What to do => Return each line containing "right".

Dataset listings of figures:
╔══
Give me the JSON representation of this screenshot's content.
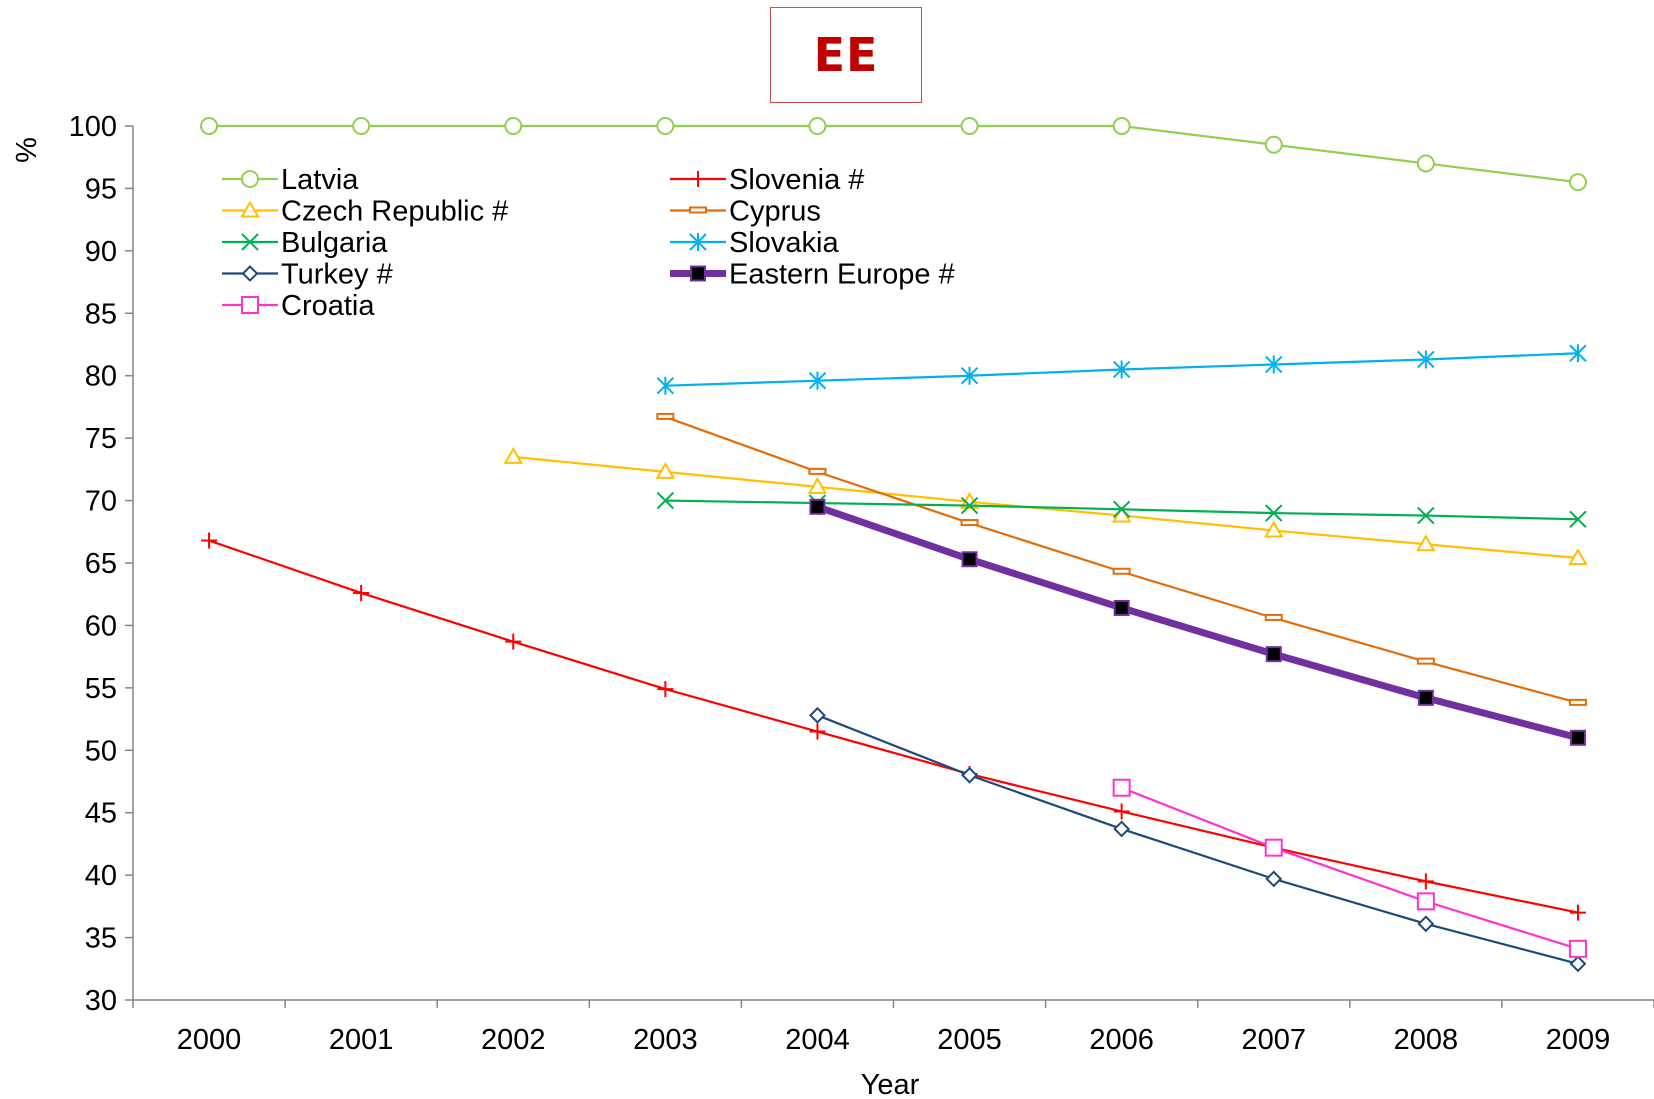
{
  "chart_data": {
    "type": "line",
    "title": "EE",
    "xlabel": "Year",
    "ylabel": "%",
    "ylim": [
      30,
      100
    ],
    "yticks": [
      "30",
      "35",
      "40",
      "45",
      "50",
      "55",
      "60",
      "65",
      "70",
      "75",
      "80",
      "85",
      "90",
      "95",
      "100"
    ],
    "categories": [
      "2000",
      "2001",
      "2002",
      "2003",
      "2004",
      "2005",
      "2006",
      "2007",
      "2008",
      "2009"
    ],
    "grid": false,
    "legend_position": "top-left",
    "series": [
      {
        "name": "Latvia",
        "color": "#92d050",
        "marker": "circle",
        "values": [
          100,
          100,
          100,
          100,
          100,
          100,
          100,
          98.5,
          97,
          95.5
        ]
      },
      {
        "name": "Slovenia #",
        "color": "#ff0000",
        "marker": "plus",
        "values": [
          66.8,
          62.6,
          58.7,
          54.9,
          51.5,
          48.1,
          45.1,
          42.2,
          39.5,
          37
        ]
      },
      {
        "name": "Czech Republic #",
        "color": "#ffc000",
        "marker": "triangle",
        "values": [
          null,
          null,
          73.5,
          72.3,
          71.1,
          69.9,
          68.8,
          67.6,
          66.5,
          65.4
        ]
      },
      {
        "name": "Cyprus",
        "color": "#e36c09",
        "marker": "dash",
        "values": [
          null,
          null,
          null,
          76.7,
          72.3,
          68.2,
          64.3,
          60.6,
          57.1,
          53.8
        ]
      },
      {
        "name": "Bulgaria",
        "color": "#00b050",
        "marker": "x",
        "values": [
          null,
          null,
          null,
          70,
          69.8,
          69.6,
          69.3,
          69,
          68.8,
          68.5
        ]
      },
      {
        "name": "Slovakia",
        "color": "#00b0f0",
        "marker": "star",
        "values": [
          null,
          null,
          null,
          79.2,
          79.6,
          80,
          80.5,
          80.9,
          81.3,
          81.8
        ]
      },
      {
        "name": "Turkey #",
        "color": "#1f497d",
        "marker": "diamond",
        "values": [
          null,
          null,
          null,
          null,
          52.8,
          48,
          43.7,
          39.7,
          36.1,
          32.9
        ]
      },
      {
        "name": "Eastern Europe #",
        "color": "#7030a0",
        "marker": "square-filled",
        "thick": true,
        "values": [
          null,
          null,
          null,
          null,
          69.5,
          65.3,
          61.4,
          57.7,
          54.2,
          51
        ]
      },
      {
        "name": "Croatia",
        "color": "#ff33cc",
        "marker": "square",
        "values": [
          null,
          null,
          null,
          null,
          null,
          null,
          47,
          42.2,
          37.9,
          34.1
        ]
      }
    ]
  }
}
╚══
╔══
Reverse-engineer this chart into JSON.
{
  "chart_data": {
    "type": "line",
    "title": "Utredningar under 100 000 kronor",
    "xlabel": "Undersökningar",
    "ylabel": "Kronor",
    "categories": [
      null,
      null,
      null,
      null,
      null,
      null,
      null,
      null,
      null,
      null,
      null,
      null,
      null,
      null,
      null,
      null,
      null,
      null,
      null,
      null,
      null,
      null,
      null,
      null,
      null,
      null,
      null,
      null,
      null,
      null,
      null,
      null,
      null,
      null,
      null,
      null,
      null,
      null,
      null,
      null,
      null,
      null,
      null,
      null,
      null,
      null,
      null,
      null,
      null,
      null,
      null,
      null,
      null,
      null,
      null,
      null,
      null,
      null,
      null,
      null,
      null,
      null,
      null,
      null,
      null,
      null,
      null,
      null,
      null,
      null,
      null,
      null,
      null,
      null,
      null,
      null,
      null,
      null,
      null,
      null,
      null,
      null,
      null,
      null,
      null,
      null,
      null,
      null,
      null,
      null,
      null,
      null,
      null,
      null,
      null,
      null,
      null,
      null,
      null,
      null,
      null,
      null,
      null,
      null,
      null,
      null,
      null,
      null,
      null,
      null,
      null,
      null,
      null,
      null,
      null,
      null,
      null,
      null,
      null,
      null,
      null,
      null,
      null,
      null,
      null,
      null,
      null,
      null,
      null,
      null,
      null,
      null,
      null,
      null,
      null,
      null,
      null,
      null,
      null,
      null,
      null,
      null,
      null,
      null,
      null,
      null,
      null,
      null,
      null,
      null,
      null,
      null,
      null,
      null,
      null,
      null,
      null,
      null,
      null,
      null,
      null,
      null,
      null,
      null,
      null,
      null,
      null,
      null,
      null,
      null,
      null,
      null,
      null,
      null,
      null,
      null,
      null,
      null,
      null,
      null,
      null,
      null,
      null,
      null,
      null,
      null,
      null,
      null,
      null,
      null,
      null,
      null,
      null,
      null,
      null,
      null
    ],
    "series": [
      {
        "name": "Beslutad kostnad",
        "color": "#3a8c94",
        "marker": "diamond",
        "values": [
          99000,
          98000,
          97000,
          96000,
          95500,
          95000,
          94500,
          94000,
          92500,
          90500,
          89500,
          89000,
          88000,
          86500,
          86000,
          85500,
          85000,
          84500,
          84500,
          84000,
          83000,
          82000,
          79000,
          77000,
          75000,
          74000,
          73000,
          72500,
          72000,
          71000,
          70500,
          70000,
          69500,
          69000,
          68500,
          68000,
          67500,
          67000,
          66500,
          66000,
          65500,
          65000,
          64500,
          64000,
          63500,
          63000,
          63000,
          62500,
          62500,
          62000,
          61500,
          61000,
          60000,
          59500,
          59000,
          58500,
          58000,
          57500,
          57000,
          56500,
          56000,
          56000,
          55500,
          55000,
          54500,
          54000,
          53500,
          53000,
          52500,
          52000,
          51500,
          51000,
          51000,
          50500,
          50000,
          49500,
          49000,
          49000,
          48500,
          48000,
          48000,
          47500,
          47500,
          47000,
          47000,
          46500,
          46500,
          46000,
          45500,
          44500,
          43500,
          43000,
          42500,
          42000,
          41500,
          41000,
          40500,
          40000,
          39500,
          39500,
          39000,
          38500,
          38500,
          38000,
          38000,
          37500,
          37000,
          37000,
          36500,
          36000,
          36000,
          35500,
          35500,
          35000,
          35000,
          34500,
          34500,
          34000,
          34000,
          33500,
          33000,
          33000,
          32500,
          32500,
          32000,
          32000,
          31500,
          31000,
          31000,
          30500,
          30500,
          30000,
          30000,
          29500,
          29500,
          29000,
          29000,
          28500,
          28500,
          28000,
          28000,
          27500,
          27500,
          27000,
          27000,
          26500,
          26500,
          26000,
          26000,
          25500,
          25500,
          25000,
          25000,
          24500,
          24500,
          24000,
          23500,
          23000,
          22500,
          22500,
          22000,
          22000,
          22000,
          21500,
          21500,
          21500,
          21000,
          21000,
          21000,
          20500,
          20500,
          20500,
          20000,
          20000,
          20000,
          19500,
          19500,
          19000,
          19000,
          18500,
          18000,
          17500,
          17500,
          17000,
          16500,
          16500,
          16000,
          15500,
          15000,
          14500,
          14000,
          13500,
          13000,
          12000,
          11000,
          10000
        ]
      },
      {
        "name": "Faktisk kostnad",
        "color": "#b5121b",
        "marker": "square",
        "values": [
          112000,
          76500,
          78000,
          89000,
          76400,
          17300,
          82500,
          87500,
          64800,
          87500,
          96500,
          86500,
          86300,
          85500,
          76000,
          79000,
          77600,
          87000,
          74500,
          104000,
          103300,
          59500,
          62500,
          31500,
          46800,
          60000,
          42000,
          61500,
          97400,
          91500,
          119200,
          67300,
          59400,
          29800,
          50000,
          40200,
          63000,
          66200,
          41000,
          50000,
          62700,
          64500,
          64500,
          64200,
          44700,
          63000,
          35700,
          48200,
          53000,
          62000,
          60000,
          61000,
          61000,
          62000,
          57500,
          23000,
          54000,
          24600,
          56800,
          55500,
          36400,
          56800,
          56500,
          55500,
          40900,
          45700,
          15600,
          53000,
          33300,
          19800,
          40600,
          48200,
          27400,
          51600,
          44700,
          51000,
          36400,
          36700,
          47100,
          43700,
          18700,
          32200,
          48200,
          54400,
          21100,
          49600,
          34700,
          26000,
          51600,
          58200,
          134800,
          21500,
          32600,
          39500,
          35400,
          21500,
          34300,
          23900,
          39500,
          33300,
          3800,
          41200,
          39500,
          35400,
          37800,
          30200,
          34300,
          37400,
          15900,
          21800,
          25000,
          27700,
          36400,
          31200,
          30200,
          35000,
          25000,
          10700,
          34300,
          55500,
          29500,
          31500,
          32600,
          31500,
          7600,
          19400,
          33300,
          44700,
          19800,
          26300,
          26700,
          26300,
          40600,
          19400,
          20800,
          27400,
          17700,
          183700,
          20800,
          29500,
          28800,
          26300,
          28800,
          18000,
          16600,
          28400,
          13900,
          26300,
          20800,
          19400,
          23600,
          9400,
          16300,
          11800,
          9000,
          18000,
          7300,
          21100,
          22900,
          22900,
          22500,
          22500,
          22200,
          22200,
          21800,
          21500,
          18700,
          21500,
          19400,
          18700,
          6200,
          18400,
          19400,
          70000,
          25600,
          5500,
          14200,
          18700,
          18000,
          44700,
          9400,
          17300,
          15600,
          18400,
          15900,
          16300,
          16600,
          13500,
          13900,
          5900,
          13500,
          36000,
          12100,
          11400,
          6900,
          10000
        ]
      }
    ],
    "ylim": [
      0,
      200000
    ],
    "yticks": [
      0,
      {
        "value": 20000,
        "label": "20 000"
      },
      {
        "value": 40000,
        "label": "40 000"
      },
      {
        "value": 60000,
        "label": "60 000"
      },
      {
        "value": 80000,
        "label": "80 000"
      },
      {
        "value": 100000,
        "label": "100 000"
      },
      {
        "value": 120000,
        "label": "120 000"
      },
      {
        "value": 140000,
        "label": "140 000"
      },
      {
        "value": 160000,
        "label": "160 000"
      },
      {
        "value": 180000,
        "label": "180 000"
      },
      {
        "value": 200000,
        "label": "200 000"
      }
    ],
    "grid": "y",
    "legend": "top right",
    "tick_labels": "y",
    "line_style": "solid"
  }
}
╚══
╔══
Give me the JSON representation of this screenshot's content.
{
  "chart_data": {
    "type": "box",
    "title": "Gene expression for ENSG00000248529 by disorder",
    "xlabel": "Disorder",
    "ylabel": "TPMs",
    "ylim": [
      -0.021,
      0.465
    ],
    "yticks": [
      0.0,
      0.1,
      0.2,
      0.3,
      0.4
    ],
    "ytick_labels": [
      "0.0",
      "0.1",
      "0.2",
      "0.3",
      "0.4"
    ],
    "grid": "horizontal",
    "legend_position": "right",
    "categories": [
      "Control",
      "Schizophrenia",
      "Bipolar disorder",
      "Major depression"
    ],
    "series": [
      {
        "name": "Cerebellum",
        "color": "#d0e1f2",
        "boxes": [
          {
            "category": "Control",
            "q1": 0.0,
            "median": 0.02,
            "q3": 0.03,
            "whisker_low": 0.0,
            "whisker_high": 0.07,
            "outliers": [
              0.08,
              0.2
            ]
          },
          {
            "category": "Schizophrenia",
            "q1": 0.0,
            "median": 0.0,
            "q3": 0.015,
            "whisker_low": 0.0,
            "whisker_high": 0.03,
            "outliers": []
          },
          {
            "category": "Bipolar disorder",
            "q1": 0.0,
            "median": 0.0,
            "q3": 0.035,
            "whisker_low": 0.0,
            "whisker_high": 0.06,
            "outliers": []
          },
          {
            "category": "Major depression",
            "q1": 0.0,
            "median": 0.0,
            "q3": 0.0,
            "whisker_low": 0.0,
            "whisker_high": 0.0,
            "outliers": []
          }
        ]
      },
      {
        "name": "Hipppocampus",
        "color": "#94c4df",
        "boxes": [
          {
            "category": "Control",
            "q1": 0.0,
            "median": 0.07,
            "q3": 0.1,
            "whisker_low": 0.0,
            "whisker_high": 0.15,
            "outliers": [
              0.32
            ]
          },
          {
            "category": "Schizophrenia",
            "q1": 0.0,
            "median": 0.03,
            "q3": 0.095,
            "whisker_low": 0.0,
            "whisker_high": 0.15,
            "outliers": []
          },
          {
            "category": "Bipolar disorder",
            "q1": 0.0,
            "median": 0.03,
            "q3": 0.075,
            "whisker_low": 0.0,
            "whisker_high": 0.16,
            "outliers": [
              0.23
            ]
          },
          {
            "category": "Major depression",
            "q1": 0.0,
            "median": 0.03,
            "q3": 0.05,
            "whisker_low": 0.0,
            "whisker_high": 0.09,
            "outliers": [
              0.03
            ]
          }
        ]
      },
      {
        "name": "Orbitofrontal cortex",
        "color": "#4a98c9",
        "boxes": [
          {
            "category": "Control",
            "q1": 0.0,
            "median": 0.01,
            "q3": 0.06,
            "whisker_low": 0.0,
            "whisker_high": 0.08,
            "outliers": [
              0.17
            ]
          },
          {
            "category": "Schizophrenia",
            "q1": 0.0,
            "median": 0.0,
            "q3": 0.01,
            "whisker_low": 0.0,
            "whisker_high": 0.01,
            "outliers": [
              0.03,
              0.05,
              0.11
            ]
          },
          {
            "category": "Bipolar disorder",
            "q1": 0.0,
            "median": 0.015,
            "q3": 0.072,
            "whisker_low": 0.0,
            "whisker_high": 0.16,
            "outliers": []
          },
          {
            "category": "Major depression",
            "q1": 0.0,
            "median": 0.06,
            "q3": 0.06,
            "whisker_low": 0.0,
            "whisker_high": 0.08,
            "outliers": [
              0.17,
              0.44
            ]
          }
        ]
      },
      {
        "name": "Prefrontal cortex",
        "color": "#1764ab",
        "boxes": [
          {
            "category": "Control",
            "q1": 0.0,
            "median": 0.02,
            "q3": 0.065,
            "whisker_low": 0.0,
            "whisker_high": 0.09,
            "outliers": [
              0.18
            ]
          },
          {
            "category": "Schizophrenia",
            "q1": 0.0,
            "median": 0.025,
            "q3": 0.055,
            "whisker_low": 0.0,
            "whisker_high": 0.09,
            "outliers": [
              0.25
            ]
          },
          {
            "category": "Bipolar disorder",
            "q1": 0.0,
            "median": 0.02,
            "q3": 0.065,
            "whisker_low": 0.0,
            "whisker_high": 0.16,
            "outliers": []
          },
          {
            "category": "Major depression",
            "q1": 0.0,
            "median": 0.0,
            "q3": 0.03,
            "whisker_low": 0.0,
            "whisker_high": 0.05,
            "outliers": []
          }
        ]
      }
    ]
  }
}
╚══
Exercise output =>
    "legend": "top right",
    "legend_position": "right",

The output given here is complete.